# To be done
Of the lines below, count those containing the word "breeds". Reply with the number alone.

# Provided records
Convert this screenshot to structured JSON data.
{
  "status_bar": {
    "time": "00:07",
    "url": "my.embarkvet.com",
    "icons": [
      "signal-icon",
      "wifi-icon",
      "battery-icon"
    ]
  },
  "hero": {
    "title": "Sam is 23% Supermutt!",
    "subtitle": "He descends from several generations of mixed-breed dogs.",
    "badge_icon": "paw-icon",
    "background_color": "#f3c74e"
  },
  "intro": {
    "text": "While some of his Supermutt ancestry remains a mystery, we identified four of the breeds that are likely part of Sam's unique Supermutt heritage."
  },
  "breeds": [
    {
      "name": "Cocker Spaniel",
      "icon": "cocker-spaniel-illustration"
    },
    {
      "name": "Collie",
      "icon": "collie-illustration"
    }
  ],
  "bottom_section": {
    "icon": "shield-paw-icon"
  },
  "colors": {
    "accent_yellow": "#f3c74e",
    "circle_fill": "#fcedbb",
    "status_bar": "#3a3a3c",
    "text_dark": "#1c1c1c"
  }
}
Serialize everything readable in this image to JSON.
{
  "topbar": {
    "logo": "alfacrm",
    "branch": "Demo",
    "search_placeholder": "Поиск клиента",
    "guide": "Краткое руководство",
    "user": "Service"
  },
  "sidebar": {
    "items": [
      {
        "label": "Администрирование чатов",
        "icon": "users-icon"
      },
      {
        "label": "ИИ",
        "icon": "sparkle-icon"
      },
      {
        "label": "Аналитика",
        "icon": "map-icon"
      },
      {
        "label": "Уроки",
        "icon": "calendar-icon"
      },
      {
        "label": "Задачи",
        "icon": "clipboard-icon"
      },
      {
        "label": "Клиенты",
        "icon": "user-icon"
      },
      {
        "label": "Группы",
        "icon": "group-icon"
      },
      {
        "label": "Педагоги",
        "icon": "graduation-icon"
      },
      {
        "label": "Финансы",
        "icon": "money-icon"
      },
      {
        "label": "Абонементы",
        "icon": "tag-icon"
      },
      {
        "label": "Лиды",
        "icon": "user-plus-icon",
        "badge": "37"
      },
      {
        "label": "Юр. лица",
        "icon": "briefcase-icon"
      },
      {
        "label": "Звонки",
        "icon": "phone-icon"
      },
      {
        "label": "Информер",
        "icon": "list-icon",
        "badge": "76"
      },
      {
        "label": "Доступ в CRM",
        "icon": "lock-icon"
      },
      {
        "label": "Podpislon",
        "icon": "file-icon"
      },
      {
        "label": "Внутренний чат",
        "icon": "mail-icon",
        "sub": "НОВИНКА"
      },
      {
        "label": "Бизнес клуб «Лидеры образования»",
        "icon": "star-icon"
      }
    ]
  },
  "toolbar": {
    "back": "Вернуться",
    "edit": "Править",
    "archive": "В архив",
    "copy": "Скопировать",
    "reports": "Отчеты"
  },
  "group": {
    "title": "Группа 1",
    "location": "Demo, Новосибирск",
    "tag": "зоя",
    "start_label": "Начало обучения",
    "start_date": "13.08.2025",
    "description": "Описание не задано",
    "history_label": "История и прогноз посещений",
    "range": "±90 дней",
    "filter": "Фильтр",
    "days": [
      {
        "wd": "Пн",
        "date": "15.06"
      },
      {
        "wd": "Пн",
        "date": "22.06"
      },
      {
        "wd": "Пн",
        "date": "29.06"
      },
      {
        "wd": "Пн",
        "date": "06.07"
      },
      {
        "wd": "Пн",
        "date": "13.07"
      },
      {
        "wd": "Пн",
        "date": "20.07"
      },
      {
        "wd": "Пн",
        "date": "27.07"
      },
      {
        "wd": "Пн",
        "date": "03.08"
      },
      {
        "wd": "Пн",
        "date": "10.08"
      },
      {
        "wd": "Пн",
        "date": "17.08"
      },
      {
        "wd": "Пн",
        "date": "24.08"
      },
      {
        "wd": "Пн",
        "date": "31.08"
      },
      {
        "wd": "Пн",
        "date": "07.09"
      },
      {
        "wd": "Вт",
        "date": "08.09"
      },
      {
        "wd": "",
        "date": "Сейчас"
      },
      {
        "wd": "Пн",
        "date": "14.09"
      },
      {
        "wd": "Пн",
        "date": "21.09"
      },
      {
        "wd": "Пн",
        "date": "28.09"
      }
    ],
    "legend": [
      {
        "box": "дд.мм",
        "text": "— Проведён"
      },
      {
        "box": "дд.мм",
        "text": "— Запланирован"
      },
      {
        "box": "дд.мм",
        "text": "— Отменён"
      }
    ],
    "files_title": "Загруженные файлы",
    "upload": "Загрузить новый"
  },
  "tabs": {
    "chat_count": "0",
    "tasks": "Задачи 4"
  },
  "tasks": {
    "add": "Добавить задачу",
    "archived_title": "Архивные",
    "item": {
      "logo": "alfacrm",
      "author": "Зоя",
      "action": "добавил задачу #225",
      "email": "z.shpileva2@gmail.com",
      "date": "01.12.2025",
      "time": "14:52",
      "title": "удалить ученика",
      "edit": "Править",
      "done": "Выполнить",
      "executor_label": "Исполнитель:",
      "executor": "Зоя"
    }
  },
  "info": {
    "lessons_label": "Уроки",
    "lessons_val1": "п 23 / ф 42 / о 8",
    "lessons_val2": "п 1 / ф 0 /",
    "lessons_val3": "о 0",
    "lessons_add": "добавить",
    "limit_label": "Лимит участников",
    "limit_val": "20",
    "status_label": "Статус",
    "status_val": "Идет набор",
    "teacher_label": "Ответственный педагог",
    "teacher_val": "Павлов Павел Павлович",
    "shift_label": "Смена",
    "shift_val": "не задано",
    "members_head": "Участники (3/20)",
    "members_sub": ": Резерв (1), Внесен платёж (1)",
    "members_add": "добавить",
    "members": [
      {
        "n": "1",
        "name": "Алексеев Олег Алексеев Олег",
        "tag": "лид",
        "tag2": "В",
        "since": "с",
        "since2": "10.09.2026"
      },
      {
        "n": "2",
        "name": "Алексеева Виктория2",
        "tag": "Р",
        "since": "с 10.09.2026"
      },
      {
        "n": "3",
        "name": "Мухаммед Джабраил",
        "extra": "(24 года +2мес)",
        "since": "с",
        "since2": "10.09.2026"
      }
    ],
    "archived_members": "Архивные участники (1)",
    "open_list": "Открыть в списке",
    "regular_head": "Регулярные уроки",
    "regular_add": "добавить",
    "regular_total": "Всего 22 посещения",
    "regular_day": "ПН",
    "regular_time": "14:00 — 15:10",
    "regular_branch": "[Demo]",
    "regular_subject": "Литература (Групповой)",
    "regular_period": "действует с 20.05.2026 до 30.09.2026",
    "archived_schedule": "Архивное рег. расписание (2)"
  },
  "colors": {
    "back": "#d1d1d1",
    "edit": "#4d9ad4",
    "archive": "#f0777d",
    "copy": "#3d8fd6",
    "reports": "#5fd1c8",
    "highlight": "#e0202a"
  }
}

# Full output
2